RECORDS SHOWN:

»»

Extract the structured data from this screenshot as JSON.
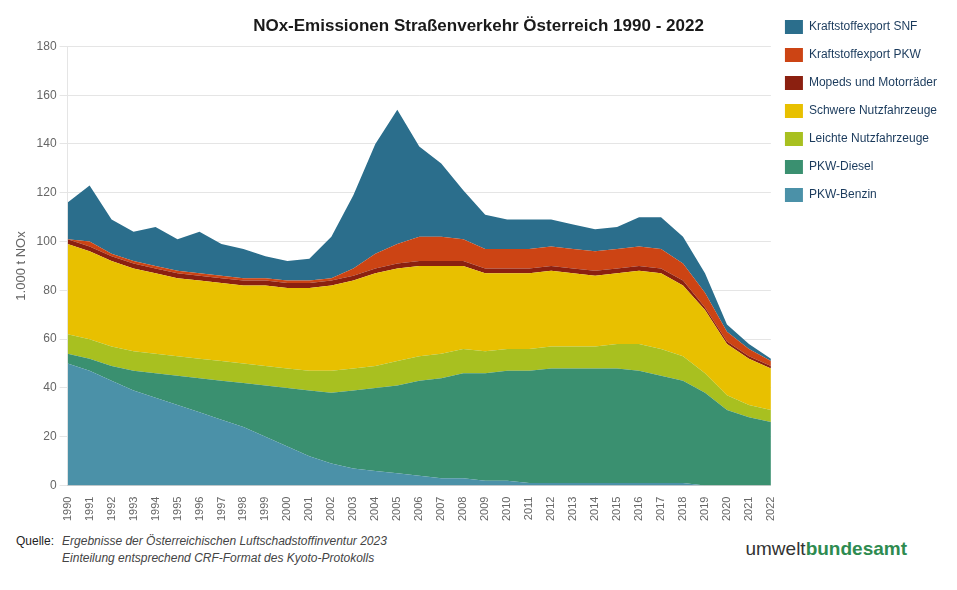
{
  "chart_data": {
    "type": "area",
    "title": "NOx-Emissionen Straßenverkehr Österreich 1990 - 2022",
    "ylabel": "1.000 t NOx",
    "categories": [
      1990,
      1991,
      1992,
      1993,
      1994,
      1995,
      1996,
      1997,
      1998,
      1999,
      2000,
      2001,
      2002,
      2003,
      2004,
      2005,
      2006,
      2007,
      2008,
      2009,
      2010,
      2011,
      2012,
      2013,
      2014,
      2015,
      2016,
      2017,
      2018,
      2019,
      2020,
      2021,
      2022
    ],
    "series": [
      {
        "name": "PKW-Benzin",
        "color": "#4B91A8",
        "values": [
          50,
          47,
          43,
          39,
          36,
          33,
          30,
          27,
          24,
          20,
          16,
          12,
          9,
          7,
          6,
          5,
          4,
          3,
          3,
          2,
          2,
          1,
          1,
          1,
          1,
          1,
          1,
          1,
          1,
          0,
          0,
          0,
          0
        ]
      },
      {
        "name": "PKW-Diesel",
        "color": "#3A9070",
        "values": [
          4,
          5,
          6,
          8,
          10,
          12,
          14,
          16,
          18,
          21,
          24,
          27,
          29,
          32,
          34,
          36,
          39,
          41,
          43,
          44,
          45,
          46,
          47,
          47,
          47,
          47,
          46,
          44,
          42,
          38,
          31,
          28,
          26
        ]
      },
      {
        "name": "Leichte Nutzfahrzeuge",
        "color": "#A8C020",
        "values": [
          8,
          8,
          8,
          8,
          8,
          8,
          8,
          8,
          8,
          8,
          8,
          8,
          9,
          9,
          9,
          10,
          10,
          10,
          10,
          9,
          9,
          9,
          9,
          9,
          9,
          10,
          11,
          11,
          10,
          8,
          6,
          5,
          5
        ]
      },
      {
        "name": "Schwere Nutzfahrzeuge",
        "color": "#E8C000",
        "values": [
          37,
          36,
          35,
          34,
          33,
          32,
          32,
          32,
          32,
          33,
          33,
          34,
          35,
          36,
          38,
          38,
          37,
          36,
          34,
          32,
          31,
          31,
          31,
          30,
          29,
          29,
          30,
          31,
          29,
          26,
          21,
          19,
          17
        ]
      },
      {
        "name": "Mopeds und Motorräder",
        "color": "#8B2010",
        "values": [
          2,
          2,
          2,
          2,
          2,
          2,
          2,
          2,
          2,
          2,
          2,
          2,
          2,
          2,
          2,
          2,
          2,
          2,
          2,
          2,
          2,
          2,
          2,
          2,
          2,
          2,
          2,
          2,
          2,
          1,
          1,
          1,
          1
        ]
      },
      {
        "name": "Kraftstoffexport PKW",
        "color": "#CC4414",
        "values": [
          0,
          2,
          1,
          1,
          1,
          1,
          1,
          1,
          1,
          1,
          1,
          1,
          1,
          3,
          6,
          8,
          10,
          10,
          9,
          8,
          8,
          8,
          8,
          8,
          8,
          8,
          8,
          8,
          7,
          6,
          4,
          3,
          2
        ]
      },
      {
        "name": "Kraftstoffexport SNF",
        "color": "#2B6E8C",
        "values": [
          15,
          23,
          14,
          12,
          16,
          13,
          17,
          13,
          12,
          9,
          8,
          9,
          17,
          30,
          45,
          55,
          37,
          30,
          20,
          14,
          12,
          12,
          11,
          10,
          9,
          9,
          12,
          13,
          11,
          8,
          3,
          2,
          1
        ]
      }
    ],
    "stacked": true,
    "ylim": [
      0,
      180
    ],
    "yticks": [
      0,
      20,
      40,
      60,
      80,
      100,
      120,
      140,
      160,
      180
    ],
    "grid": true,
    "legend": "right",
    "annotations": [
      "Quelle:",
      "Ergebnisse der Österreichischen Luftschadstoffinventur 2023",
      "Einteilung  entsprechend CRF-Format des Kyoto-Protokolls",
      "umwelt",
      "bundesamt"
    ]
  }
}
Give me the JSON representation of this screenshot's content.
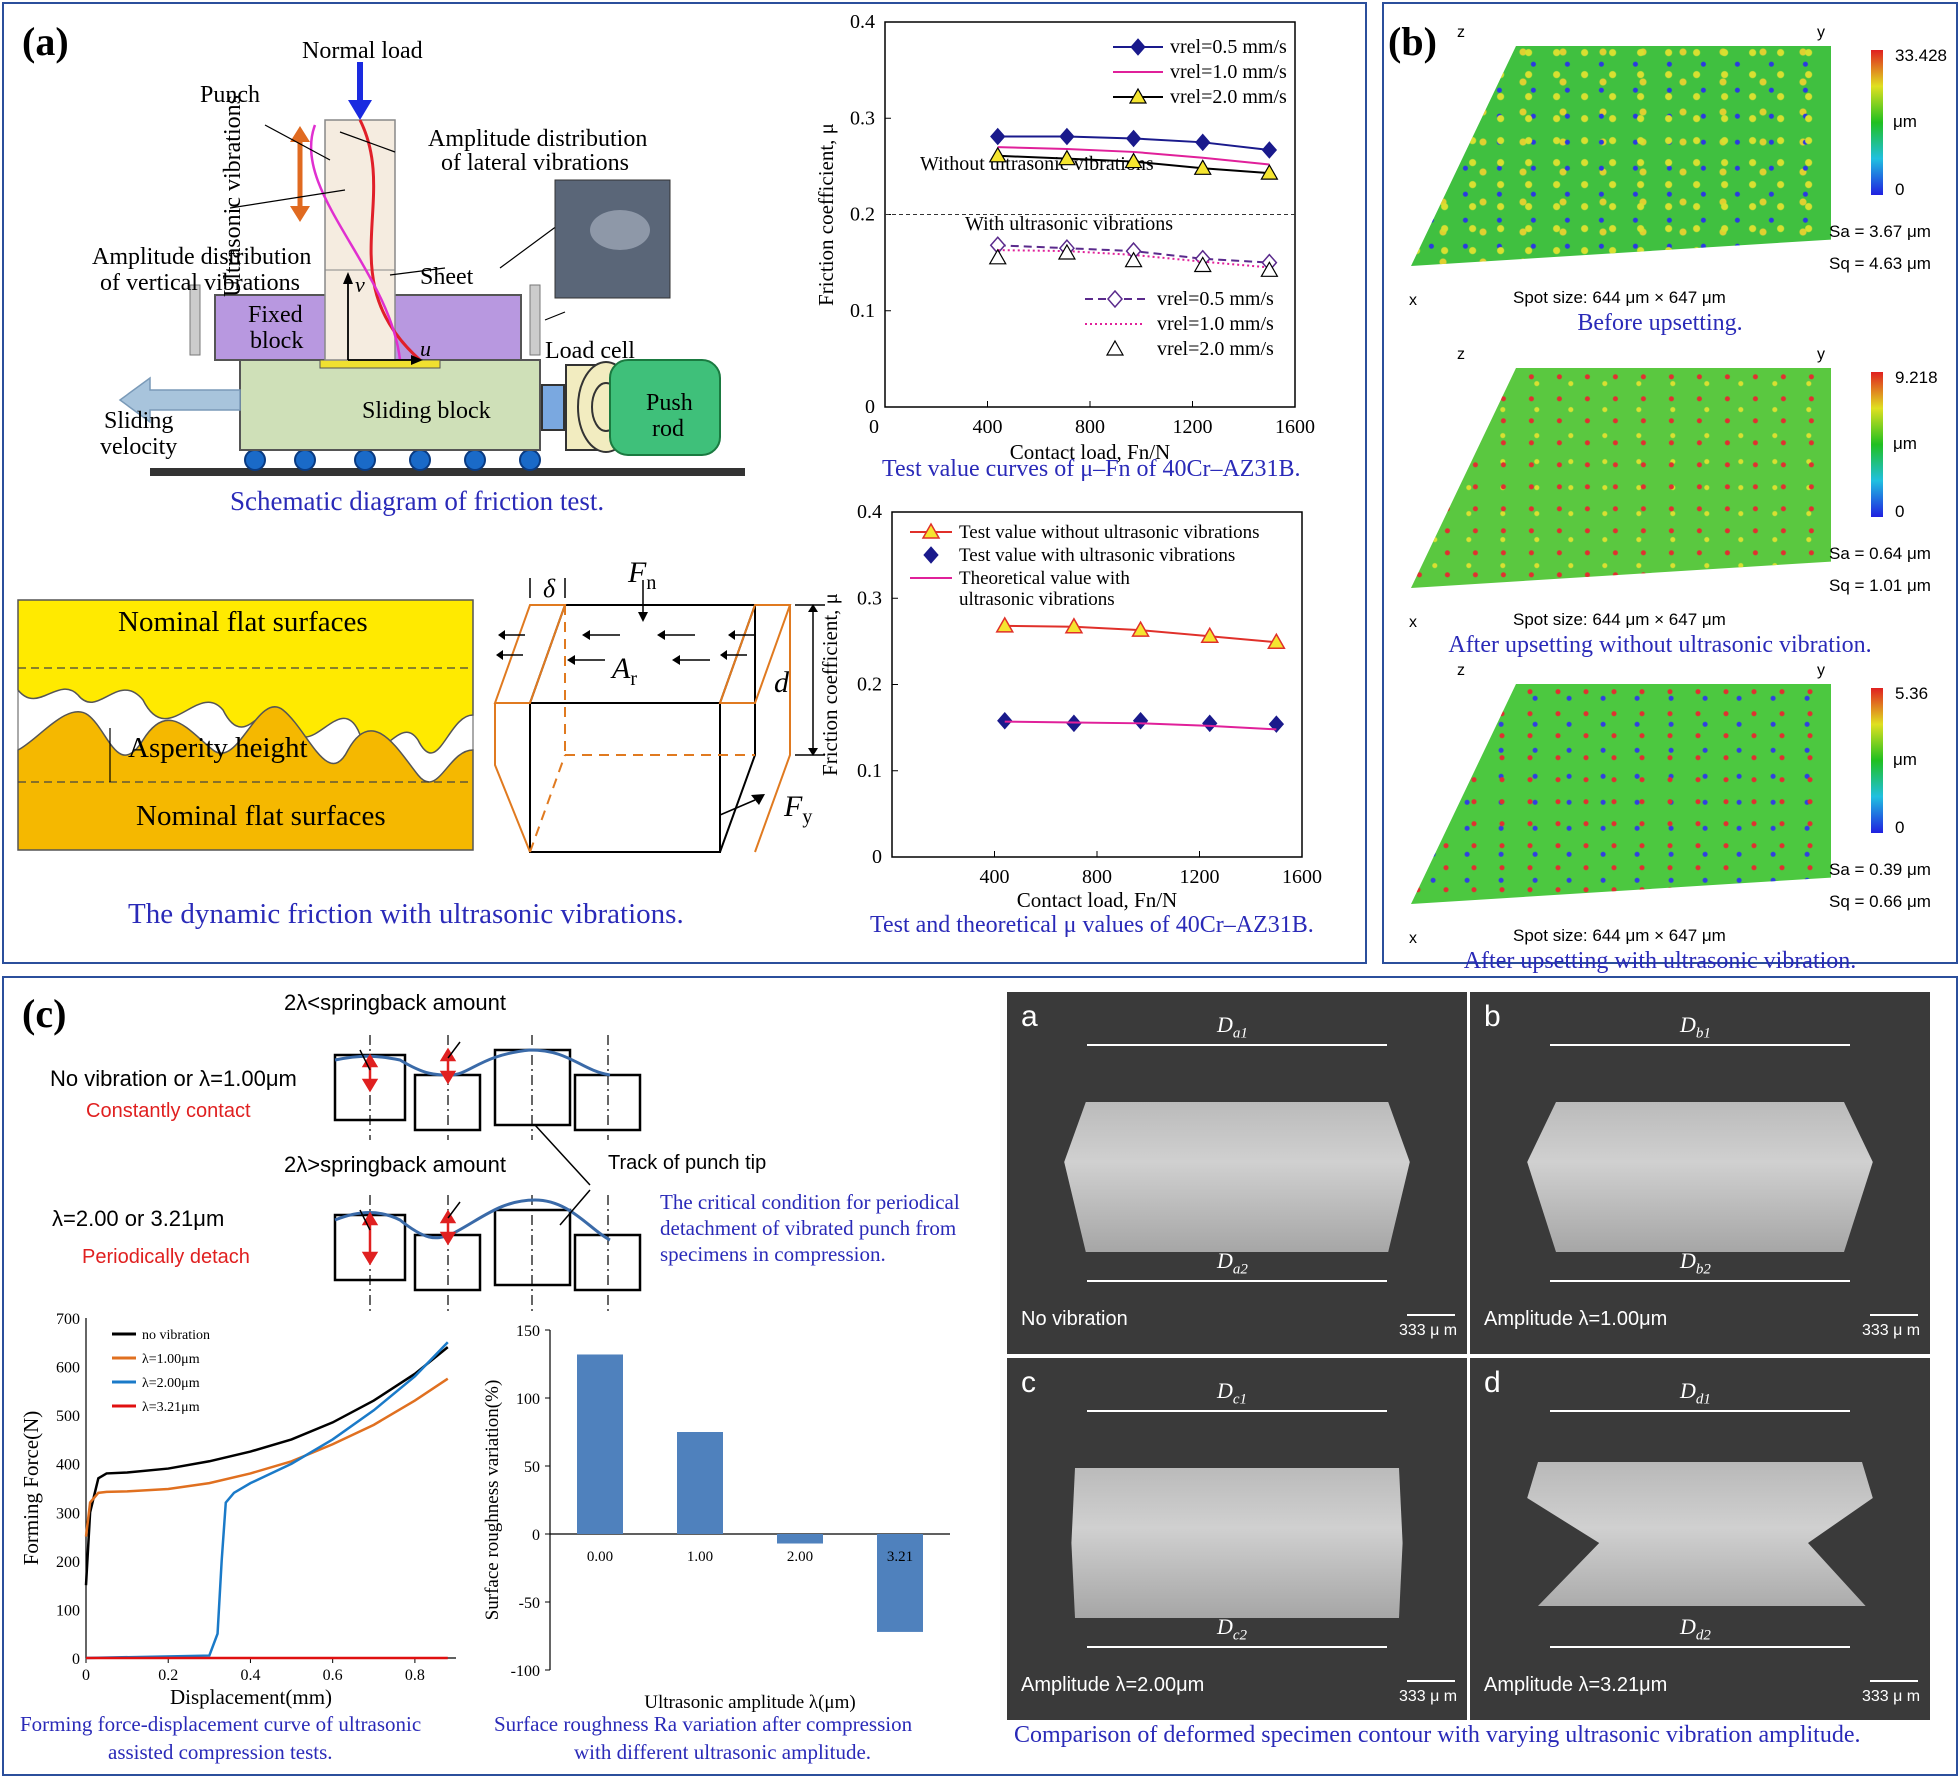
{
  "panel_a": {
    "label": "(a)",
    "schematic": {
      "normal_load": "Normal load",
      "punch": "Punch",
      "ultrasonic_vibrations": "Ultrasonic vibrations",
      "amp_lateral_1": "Amplitude distribution",
      "amp_lateral_2": "of lateral vibrations",
      "amp_vertical_1": "Amplitude distribution",
      "amp_vertical_2": "of vertical vibrations",
      "sheet": "Sheet",
      "fixed_block_1": "Fixed",
      "fixed_block_2": "block",
      "v": "v",
      "u": "u",
      "load_cell": "Load cell",
      "sliding_block": "Sliding block",
      "sliding_velocity_1": "Sliding",
      "sliding_velocity_2": "velocity",
      "push_rod_1": "Push",
      "push_rod_2": "rod",
      "caption": "Schematic diagram of friction test."
    },
    "asperity": {
      "top": "Nominal flat surfaces",
      "bottom": "Nominal flat surfaces",
      "height": "Asperity height"
    },
    "block": {
      "delta": "δ",
      "fn": "F",
      "fn_sub": "n",
      "ar": "A",
      "ar_sub": "r",
      "d": "d",
      "fy": "F",
      "fy_sub": "y"
    },
    "bottom_caption": "The dynamic friction with ultrasonic vibrations.",
    "chart1_caption": "Test value curves of μ–Fn of 40Cr–AZ31B.",
    "chart2_caption": "Test and theoretical μ values of 40Cr–AZ31B."
  },
  "panel_b": {
    "label": "(b)",
    "surfaces": [
      {
        "max": "33.428",
        "unit": "μm",
        "min": "0",
        "sa": "Sa = 3.67 μm",
        "sq": "Sq = 4.63 μm",
        "spot": "Spot size: 644 μm × 647 μm",
        "caption": "Before upsetting."
      },
      {
        "max": "9.218",
        "unit": "μm",
        "min": "0",
        "sa": "Sa = 0.64 μm",
        "sq": "Sq = 1.01 μm",
        "spot": "Spot size: 644 μm × 647 μm",
        "caption": "After upsetting without ultrasonic vibration."
      },
      {
        "max": "5.36",
        "unit": "μm",
        "min": "0",
        "sa": "Sa = 0.39 μm",
        "sq": "Sq = 0.66 μm",
        "spot": "Spot size: 644 μm × 647 μm",
        "caption": "After upsetting with ultrasonic vibration."
      }
    ],
    "axis_z": "z",
    "axis_y": "y",
    "axis_x": "x"
  },
  "panel_c": {
    "label": "(c)",
    "crit": {
      "less": "2λ<springback amount",
      "greater": "2λ>springback amount",
      "cond1": "No vibration or λ=1.00μm",
      "cond1_note": "Constantly contact",
      "cond2": "λ=2.00 or 3.21μm",
      "cond2_note": "Periodically detach",
      "track": "Track of punch tip",
      "caption_1": "The critical condition for periodical",
      "caption_2": "detachment of vibrated punch from",
      "caption_3": "specimens in compression."
    },
    "force_caption_1": "Forming force-displacement curve of ultrasonic",
    "force_caption_2": "assisted compression tests.",
    "rough_caption_1": "Surface roughness Ra variation after compression",
    "rough_caption_2": "with different ultrasonic amplitude.",
    "sem": [
      {
        "letter": "a",
        "top": "D",
        "top_sub": "a1",
        "bottom": "D",
        "bottom_sub": "a2",
        "note": "No vibration",
        "scale": "333 μ m"
      },
      {
        "letter": "b",
        "top": "D",
        "top_sub": "b1",
        "bottom": "D",
        "bottom_sub": "b2",
        "note": "Amplitude λ=1.00μm",
        "scale": "333 μ m"
      },
      {
        "letter": "c",
        "top": "D",
        "top_sub": "c1",
        "bottom": "D",
        "bottom_sub": "c2",
        "note": "Amplitude λ=2.00μm",
        "scale": "333 μ m"
      },
      {
        "letter": "d",
        "top": "D",
        "top_sub": "d1",
        "bottom": "D",
        "bottom_sub": "d2",
        "note": "Amplitude λ=3.21μm",
        "scale": "333 μ m"
      }
    ],
    "sem_caption": "Comparison of deformed specimen contour with varying ultrasonic vibration amplitude."
  },
  "chart_data": [
    {
      "type": "line",
      "xlabel": "Contact load, Fn/N",
      "ylabel": "Friction coefficient, μ",
      "xlim": [
        0,
        1600
      ],
      "ylim": [
        0,
        0.4
      ],
      "xticks": [
        "400",
        "800",
        "1200",
        "1600"
      ],
      "yticks": [
        "0",
        "0.1",
        "0.2",
        "0.3",
        "0.4"
      ],
      "x": [
        440,
        710,
        970,
        1240,
        1500
      ],
      "series": [
        {
          "name": "vrel=0.5 mm/s",
          "values": [
            0.281,
            0.281,
            0.279,
            0.275,
            0.267
          ],
          "color": "#1a1a8c"
        },
        {
          "name": "vrel=1.0 mm/s",
          "values": [
            0.27,
            0.268,
            0.265,
            0.259,
            0.252
          ],
          "color": "#e0209a"
        },
        {
          "name": "vrel=2.0 mm/s",
          "values": [
            0.261,
            0.258,
            0.255,
            0.248,
            0.243
          ],
          "color": "#000000"
        },
        {
          "name": "vrel=0.5 mm/s",
          "values": [
            0.168,
            0.165,
            0.162,
            0.154,
            0.15
          ],
          "color": "#5a2a8c"
        },
        {
          "name": "vrel=1.0 mm/s",
          "values": [
            0.163,
            0.162,
            0.158,
            0.151,
            0.145
          ],
          "color": "#e0209a"
        },
        {
          "name": "vrel=2.0 mm/s",
          "values": [
            0.155,
            0.16,
            0.152,
            0.147,
            0.142
          ],
          "color": "#000000"
        }
      ],
      "annotations": [
        "Without ultrasonic vibrations",
        "With ultrasonic vibrations"
      ],
      "reference_line": 0.2
    },
    {
      "type": "line",
      "xlabel": "Contact load, Fn/N",
      "ylabel": "Friction coefficient, μ",
      "xlim": [
        0,
        1600
      ],
      "ylim": [
        0,
        0.4
      ],
      "xticks": [
        "400",
        "800",
        "1200",
        "1600"
      ],
      "yticks": [
        "0",
        "0.1",
        "0.2",
        "0.3",
        "0.4"
      ],
      "x": [
        440,
        710,
        970,
        1240,
        1500
      ],
      "series": [
        {
          "name": "Test value without ultrasonic vibrations",
          "values": [
            0.268,
            0.267,
            0.263,
            0.256,
            0.249
          ],
          "color": "#e0302a"
        },
        {
          "name": "Test value with ultrasonic vibrations",
          "values": [
            0.158,
            0.155,
            0.158,
            0.155,
            0.154
          ],
          "color": "#1a1a8c"
        },
        {
          "name": "Theoretical value with ultrasonic vibrations",
          "values": [
            0.157,
            0.156,
            0.155,
            0.152,
            0.148
          ],
          "color": "#e0209a"
        }
      ]
    },
    {
      "type": "line",
      "xlabel": "Displacement(mm)",
      "ylabel": "Forming Force(N)",
      "xlim": [
        0,
        0.9
      ],
      "ylim": [
        0,
        700
      ],
      "xticks": [
        "0",
        "0.2",
        "0.4",
        "0.6",
        "0.8"
      ],
      "yticks": [
        "0",
        "100",
        "200",
        "300",
        "400",
        "500",
        "600",
        "700"
      ],
      "series": [
        {
          "name": "no vibration",
          "color": "#000000",
          "x": [
            0,
            0.01,
            0.03,
            0.05,
            0.1,
            0.2,
            0.3,
            0.4,
            0.5,
            0.6,
            0.7,
            0.8,
            0.88
          ],
          "values": [
            150,
            300,
            370,
            380,
            382,
            390,
            405,
            425,
            450,
            485,
            530,
            585,
            640
          ]
        },
        {
          "name": "λ=1.00μm",
          "color": "#e07020",
          "x": [
            0,
            0.01,
            0.03,
            0.05,
            0.1,
            0.2,
            0.3,
            0.4,
            0.5,
            0.6,
            0.7,
            0.8,
            0.88
          ],
          "values": [
            250,
            320,
            340,
            342,
            343,
            348,
            360,
            380,
            405,
            440,
            480,
            530,
            575
          ]
        },
        {
          "name": "λ=2.00μm",
          "color": "#1a7ac8",
          "x": [
            0,
            0.3,
            0.32,
            0.33,
            0.34,
            0.36,
            0.4,
            0.5,
            0.6,
            0.7,
            0.8,
            0.88
          ],
          "values": [
            0,
            5,
            50,
            200,
            320,
            340,
            360,
            400,
            450,
            510,
            580,
            650
          ]
        },
        {
          "name": "λ=3.21μm",
          "color": "#e01010",
          "x": [
            0,
            0.88
          ],
          "values": [
            0,
            0
          ]
        }
      ]
    },
    {
      "type": "bar",
      "xlabel": "Ultrasonic amplitude λ(μm)",
      "ylabel": "Surface roughness variation(%)",
      "ylim": [
        -100,
        150
      ],
      "yticks": [
        "-100",
        "-50",
        "0",
        "50",
        "100",
        "150"
      ],
      "categories": [
        "0.00",
        "1.00",
        "2.00",
        "3.21"
      ],
      "values": [
        132,
        75,
        -7,
        -72
      ],
      "color": "#4f81bd"
    }
  ]
}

««

GIVEN REQUEST:
Identify and extract each line of the listing that contains "Forming".

OUTPUT OF THE TASK:
    "force_caption_1": "Forming force-displacement curve of ultrasonic",
      "ylabel": "Forming Force(N)",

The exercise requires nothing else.